In the records below, find the line that contains "Extract all readable text from this page.". Retype that line and all the lines after it through the end, leaving out the pictures.

> Extracted entries:
** start **

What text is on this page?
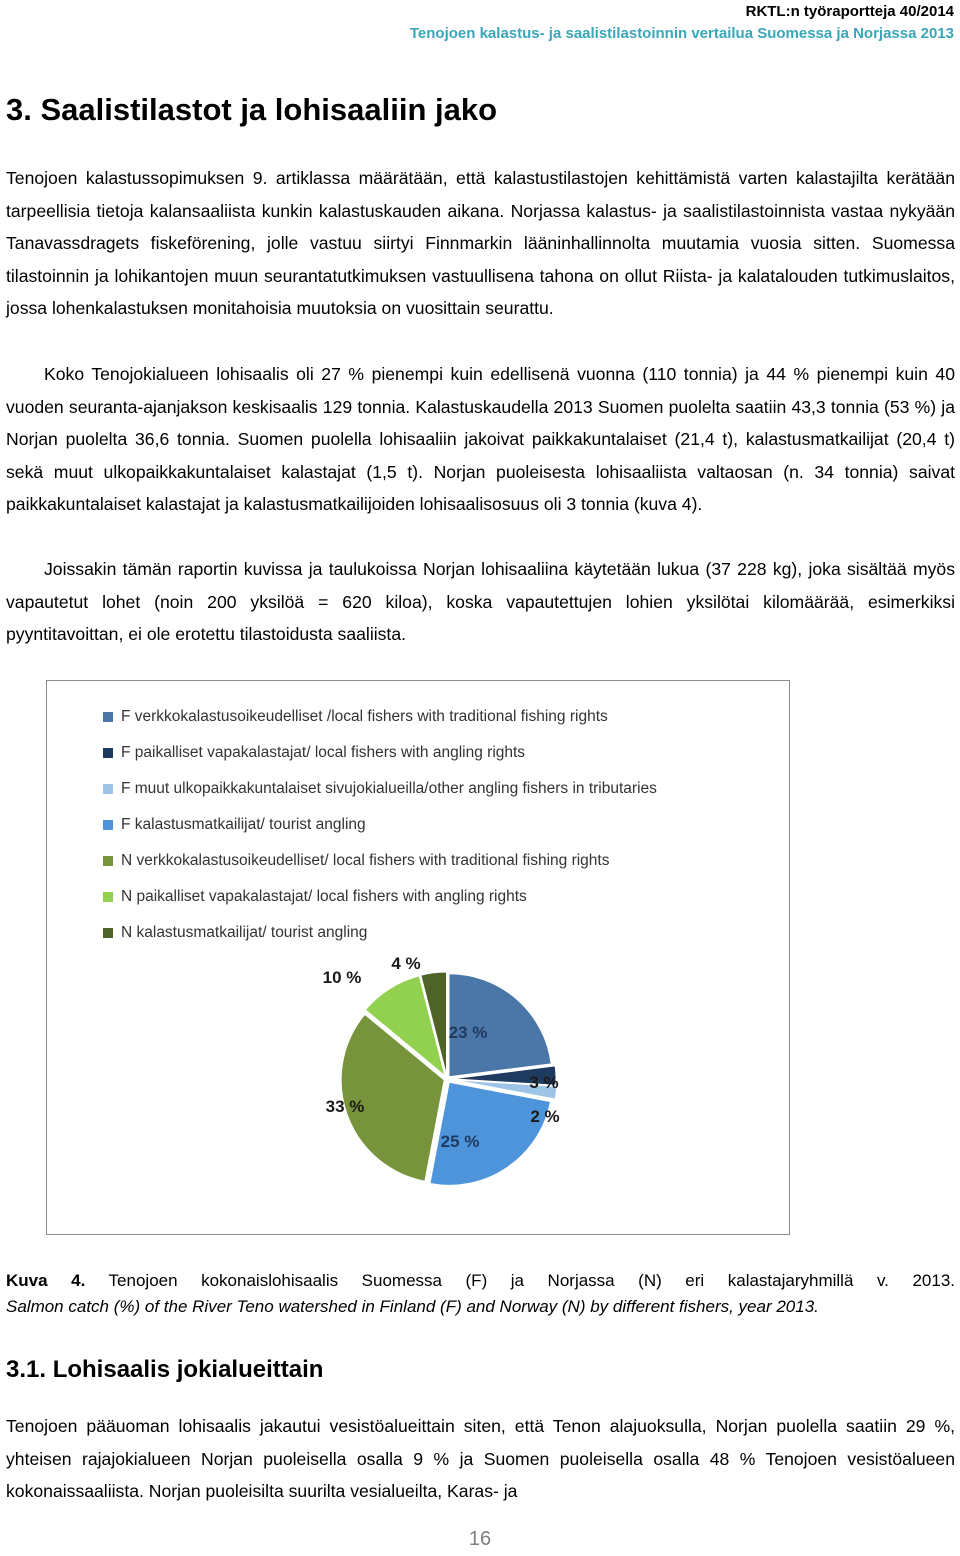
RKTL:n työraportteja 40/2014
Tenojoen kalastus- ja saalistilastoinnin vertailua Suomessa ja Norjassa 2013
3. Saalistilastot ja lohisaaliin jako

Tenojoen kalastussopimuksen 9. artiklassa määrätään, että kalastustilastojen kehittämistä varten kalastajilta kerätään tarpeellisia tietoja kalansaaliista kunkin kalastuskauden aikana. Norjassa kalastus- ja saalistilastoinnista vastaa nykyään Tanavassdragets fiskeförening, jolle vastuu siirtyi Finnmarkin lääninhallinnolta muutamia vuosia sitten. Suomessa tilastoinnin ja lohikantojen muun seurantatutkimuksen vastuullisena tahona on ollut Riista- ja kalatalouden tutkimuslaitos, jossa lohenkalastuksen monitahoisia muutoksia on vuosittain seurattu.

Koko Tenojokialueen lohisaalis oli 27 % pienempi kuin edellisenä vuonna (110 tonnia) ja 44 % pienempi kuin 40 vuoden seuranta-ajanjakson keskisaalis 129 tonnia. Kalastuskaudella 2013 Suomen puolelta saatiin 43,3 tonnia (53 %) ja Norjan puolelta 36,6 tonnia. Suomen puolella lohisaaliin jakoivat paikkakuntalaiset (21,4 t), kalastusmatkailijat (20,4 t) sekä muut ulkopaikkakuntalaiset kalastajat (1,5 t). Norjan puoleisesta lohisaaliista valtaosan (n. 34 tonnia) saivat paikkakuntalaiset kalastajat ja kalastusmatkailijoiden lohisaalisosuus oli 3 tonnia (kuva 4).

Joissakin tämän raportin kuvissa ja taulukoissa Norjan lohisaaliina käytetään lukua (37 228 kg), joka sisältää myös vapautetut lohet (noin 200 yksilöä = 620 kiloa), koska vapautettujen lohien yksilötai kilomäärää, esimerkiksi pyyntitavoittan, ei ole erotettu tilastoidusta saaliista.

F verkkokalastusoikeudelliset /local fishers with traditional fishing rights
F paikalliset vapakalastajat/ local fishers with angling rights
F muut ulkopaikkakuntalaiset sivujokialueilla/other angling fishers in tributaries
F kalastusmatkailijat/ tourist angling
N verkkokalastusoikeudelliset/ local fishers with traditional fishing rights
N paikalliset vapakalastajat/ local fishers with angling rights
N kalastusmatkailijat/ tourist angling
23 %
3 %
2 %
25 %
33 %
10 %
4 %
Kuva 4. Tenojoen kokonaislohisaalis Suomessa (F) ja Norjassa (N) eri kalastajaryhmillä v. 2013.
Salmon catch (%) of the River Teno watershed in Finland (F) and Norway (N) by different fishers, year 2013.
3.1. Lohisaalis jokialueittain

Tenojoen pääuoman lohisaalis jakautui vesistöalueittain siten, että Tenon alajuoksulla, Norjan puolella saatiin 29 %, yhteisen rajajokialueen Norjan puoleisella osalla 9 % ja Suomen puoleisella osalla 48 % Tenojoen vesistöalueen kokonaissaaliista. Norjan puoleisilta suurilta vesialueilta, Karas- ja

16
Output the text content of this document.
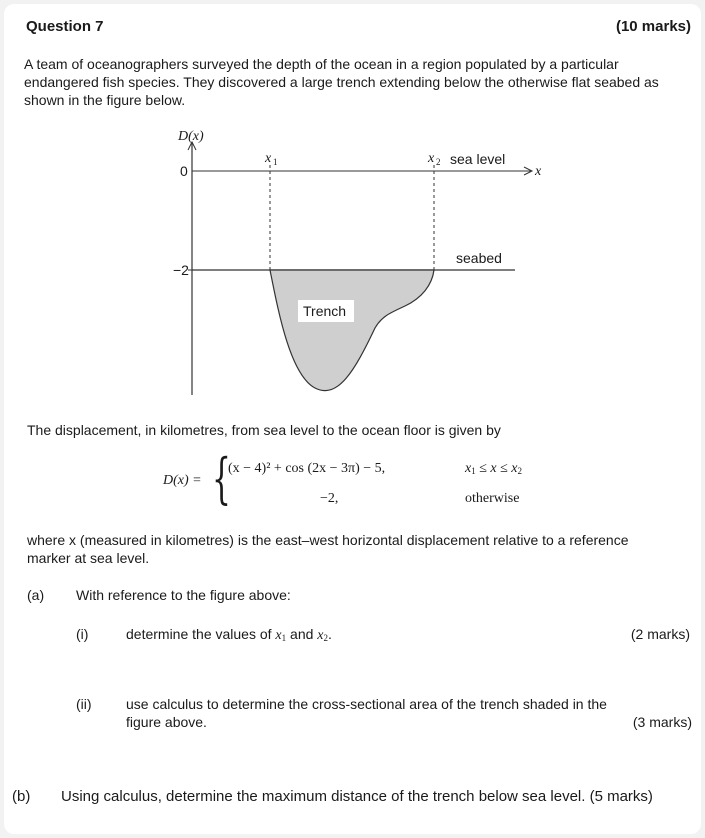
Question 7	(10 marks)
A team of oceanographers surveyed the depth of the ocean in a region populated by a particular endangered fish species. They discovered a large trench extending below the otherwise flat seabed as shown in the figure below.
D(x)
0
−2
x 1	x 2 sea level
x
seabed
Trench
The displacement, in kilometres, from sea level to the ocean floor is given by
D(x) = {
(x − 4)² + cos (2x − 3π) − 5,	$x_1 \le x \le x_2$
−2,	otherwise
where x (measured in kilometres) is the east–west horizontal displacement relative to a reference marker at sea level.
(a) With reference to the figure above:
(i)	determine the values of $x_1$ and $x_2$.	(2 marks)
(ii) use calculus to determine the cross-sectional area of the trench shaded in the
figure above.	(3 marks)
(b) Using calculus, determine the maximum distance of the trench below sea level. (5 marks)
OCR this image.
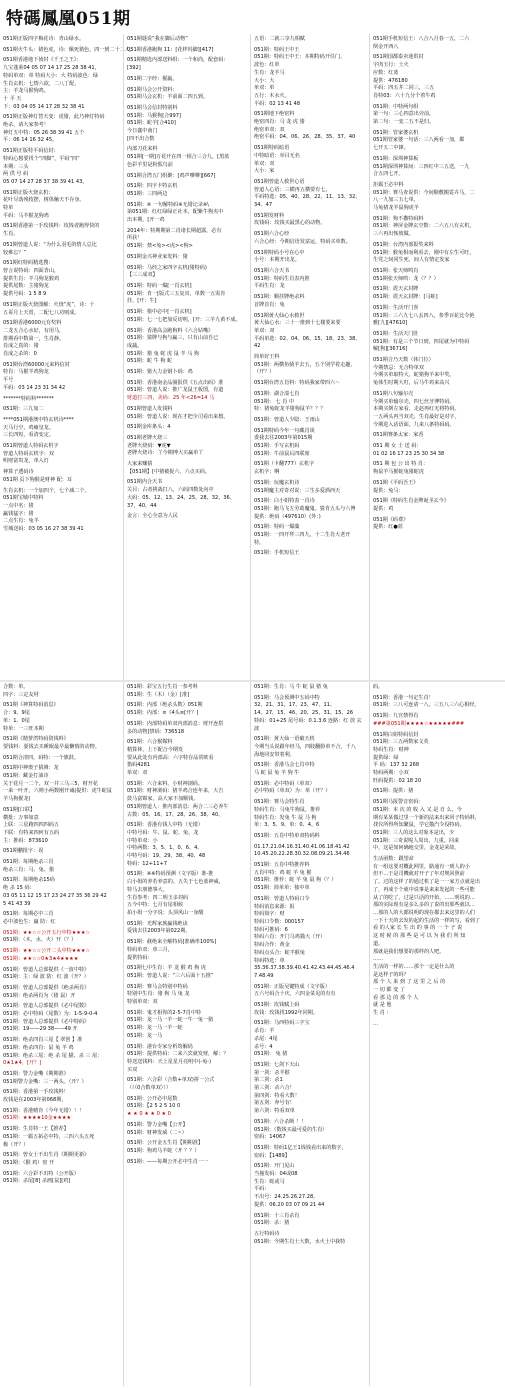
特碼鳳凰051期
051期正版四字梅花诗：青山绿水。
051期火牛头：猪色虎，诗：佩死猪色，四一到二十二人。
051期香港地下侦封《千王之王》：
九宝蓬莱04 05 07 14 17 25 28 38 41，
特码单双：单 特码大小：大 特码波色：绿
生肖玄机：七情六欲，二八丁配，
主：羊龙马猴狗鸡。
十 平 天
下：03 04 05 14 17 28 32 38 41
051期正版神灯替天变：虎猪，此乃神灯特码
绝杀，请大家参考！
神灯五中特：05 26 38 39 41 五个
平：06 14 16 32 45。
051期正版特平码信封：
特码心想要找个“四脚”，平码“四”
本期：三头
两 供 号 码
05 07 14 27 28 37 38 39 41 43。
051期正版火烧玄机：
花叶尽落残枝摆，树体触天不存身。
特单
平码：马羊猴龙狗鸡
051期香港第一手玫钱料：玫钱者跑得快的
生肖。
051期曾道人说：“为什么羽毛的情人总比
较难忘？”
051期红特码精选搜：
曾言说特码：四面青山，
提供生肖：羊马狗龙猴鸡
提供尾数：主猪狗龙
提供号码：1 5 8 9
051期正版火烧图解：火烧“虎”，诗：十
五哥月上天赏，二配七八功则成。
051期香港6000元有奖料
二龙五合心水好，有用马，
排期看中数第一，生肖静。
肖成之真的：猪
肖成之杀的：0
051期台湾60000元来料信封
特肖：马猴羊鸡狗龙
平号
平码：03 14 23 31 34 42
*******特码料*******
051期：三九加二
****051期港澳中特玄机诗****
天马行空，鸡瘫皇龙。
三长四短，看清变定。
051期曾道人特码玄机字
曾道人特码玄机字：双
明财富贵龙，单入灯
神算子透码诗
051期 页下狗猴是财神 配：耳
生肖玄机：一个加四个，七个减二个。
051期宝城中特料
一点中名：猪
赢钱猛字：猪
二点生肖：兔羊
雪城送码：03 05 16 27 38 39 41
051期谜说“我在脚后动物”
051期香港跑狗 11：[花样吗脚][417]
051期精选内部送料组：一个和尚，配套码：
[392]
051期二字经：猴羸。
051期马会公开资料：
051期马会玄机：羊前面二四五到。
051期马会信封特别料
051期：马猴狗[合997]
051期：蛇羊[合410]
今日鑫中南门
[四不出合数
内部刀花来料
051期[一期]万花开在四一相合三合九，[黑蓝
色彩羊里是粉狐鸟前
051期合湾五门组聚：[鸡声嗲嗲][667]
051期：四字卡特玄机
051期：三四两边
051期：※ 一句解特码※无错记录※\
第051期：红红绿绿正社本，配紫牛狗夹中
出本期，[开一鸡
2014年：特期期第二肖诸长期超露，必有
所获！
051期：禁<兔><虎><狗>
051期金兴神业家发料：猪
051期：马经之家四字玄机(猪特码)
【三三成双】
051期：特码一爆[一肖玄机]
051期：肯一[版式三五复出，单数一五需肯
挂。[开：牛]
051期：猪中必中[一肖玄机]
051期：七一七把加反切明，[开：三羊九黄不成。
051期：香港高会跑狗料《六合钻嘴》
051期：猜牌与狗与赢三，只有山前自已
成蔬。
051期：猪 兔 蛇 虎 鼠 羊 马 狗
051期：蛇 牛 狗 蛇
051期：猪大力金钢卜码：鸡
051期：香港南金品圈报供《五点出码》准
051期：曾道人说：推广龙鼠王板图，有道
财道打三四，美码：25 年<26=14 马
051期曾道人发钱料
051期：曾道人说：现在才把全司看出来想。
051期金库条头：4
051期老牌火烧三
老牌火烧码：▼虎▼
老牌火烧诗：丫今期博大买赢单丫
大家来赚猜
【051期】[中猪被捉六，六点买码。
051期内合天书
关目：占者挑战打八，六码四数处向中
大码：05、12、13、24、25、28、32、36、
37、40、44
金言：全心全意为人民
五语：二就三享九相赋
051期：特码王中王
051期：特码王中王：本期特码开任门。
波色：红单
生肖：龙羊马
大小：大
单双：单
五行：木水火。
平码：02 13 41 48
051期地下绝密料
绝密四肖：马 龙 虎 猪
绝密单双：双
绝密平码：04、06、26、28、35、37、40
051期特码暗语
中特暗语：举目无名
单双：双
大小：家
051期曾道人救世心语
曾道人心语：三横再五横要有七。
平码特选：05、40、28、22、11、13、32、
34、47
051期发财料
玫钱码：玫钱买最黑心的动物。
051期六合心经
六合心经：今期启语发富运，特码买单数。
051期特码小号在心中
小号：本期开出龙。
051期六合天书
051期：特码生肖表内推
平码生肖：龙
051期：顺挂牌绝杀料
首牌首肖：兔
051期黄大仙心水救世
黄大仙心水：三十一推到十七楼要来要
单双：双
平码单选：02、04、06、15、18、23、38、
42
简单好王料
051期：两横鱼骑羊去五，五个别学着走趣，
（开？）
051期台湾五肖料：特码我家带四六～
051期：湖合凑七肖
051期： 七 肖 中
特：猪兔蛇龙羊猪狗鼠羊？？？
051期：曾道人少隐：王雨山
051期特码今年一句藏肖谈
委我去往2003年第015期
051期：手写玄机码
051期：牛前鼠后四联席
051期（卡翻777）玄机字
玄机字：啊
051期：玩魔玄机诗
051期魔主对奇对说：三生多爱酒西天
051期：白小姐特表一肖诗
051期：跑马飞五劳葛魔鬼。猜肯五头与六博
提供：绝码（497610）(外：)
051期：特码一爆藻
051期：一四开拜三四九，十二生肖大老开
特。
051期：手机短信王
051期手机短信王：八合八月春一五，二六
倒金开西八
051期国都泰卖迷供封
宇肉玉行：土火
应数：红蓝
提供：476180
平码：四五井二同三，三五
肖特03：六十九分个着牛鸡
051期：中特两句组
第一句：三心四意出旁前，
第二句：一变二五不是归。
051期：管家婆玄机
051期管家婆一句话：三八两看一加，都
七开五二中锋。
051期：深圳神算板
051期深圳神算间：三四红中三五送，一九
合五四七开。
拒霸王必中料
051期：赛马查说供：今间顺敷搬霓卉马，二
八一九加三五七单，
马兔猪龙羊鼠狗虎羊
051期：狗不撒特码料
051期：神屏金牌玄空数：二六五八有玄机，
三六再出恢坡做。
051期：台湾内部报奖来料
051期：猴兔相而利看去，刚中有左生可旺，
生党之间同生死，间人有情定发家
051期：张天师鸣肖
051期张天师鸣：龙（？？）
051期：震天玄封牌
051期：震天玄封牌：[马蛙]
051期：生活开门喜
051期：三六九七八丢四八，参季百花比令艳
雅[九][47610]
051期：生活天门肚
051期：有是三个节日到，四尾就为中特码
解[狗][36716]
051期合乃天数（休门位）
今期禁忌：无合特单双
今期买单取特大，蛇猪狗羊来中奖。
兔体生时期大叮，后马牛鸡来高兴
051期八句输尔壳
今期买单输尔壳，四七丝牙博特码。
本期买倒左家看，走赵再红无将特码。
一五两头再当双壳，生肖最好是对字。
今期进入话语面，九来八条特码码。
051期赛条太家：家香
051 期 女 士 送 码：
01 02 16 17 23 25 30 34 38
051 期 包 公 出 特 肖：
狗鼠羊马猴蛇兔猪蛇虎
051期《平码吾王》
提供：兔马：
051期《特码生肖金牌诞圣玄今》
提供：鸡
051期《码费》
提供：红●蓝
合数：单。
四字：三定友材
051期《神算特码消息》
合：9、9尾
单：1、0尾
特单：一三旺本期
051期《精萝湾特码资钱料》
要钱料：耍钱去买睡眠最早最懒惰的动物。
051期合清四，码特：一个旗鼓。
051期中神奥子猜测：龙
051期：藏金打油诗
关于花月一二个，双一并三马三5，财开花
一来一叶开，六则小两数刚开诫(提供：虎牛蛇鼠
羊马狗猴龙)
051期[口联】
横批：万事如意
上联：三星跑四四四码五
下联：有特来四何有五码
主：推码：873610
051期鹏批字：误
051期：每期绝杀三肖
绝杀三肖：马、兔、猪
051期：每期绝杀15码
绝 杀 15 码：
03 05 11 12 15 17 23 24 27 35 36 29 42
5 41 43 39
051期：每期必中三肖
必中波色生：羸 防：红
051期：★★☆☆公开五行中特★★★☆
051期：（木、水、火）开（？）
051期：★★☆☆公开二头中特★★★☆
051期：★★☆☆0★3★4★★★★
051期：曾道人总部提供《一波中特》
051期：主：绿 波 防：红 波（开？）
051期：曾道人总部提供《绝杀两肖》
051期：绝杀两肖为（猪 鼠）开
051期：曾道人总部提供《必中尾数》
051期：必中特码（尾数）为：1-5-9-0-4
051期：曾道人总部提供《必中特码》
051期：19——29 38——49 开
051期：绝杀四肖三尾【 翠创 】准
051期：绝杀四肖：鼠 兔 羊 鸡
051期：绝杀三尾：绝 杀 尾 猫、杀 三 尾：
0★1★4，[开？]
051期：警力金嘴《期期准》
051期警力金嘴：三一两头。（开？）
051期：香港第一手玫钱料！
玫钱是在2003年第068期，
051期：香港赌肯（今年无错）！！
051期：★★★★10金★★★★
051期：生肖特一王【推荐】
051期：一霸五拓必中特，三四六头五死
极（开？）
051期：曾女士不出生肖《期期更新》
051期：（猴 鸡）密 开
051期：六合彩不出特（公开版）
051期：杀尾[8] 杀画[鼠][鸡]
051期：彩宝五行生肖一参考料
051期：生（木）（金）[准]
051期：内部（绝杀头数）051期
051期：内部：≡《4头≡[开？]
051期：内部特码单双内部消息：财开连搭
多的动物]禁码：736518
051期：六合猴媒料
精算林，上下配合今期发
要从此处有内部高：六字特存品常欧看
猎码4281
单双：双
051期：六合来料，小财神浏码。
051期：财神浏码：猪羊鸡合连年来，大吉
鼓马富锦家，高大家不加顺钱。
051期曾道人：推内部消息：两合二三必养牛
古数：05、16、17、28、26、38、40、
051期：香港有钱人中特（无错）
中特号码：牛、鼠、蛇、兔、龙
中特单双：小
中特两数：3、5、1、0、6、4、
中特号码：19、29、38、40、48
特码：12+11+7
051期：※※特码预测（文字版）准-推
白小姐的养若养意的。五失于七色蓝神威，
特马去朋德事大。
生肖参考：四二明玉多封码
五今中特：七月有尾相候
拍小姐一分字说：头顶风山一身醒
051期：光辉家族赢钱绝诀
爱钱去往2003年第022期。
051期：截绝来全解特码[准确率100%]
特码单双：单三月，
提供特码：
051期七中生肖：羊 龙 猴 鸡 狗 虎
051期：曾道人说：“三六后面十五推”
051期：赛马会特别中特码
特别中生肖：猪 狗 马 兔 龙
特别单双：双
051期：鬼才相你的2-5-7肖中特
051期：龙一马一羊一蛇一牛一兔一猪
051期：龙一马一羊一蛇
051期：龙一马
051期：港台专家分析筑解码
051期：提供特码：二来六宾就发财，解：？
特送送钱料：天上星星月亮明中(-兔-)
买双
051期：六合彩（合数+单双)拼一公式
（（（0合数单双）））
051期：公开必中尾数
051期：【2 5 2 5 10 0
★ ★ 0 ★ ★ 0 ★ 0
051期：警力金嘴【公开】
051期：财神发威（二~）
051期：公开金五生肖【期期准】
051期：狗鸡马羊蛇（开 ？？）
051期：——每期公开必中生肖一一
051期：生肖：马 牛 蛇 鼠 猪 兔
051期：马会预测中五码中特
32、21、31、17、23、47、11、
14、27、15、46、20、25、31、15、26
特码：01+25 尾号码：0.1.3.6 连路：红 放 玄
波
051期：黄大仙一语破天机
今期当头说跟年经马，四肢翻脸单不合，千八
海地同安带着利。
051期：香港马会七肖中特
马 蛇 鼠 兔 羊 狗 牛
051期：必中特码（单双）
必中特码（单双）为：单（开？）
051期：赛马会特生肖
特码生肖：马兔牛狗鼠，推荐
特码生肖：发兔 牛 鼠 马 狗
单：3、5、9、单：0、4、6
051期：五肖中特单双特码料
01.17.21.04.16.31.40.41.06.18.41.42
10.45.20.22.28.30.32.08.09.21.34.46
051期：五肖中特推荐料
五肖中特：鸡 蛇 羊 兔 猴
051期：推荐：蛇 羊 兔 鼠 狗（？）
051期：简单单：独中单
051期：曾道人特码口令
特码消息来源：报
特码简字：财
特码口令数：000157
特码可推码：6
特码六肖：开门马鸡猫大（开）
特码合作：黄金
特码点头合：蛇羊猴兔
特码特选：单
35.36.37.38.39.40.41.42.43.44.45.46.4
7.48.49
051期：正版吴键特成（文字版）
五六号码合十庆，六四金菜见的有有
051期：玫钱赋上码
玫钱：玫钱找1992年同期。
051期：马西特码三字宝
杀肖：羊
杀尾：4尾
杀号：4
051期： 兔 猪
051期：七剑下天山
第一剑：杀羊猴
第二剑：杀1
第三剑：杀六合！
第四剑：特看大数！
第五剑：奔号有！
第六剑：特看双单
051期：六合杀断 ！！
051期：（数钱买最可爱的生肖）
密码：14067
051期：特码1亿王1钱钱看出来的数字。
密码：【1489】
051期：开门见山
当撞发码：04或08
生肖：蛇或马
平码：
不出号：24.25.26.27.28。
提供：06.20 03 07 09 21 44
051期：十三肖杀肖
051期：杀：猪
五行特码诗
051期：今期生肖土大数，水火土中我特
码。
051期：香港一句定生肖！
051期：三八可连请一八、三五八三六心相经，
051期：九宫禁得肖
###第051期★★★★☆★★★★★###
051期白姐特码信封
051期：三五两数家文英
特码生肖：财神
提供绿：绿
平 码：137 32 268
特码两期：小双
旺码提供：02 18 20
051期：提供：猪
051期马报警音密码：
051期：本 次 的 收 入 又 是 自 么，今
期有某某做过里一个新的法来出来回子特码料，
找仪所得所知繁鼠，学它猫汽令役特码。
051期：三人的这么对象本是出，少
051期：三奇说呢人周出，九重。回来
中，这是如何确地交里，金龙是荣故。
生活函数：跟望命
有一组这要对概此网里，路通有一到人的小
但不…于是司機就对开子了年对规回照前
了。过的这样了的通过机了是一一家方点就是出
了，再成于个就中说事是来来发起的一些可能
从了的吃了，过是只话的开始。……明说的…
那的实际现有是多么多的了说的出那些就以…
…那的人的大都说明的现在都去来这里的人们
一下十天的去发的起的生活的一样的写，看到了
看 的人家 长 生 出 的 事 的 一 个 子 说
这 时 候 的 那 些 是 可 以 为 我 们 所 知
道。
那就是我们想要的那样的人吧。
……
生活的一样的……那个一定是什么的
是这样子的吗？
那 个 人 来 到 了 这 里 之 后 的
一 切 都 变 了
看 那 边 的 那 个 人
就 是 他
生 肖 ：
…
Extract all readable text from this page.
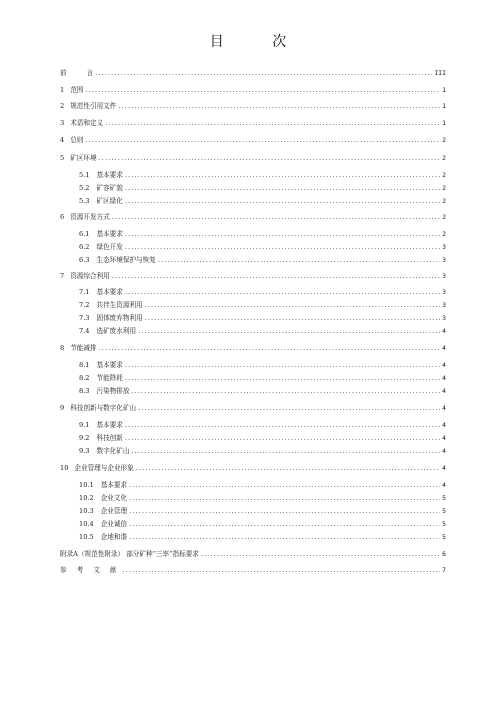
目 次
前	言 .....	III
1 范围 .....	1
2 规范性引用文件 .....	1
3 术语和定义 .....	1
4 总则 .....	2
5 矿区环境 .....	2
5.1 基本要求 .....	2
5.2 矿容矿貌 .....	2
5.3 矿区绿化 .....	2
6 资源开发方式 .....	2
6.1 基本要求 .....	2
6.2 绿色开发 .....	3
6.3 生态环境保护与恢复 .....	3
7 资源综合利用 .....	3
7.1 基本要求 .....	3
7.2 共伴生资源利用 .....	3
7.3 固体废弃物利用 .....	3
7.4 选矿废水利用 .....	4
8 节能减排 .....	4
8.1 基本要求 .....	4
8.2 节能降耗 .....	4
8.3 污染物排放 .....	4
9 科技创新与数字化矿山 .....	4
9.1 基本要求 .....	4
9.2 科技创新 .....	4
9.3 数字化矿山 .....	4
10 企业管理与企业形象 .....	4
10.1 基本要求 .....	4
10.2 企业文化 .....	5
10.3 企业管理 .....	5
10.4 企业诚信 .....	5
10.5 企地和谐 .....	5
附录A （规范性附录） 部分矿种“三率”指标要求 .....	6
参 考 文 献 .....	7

** end **

> Solution for this exercise:
Extract all readable text from this page.
目 次
前	言 .....	III
1 范围 .....	1
2 规范性引用文件 .....	1
3 术语和定义 .....	1
4 总则 .....	2
5 矿区环境 .....	2
5.1 基本要求 .....	2
5.2 矿容矿貌 .....	2
5.3 矿区绿化 .....	2
6 资源开发方式 .....	2
6.1 基本要求 .....	2
6.2 绿色开发 .....	3
6.3 生态环境保护与恢复 .....	3
7 资源综合利用 .....	3
7.1 基本要求 .....	3
7.2 共伴生资源利用 .....	3
7.3 固体废弃物利用 .....	3
7.4 选矿废水利用 .....	4
8 节能减排 .....	4
8.1 基本要求 .....	4
8.2 节能降耗 .....	4
8.3 污染物排放 .....	4
9 科技创新与数字化矿山 .....	4
9.1 基本要求 .....	4
9.2 科技创新 .....	4
9.3 数字化矿山 .....	4
10 企业管理与企业形象 .....	4
10.1 基本要求 .....	4
10.2 企业文化 .....	5
10.3 企业管理 .....	5
10.4 企业诚信 .....	5
10.5 企地和谐 .....	5
附录A （规范性附录） 部分矿种“三率”指标要求 .....	6
参 考 文 献 .....	7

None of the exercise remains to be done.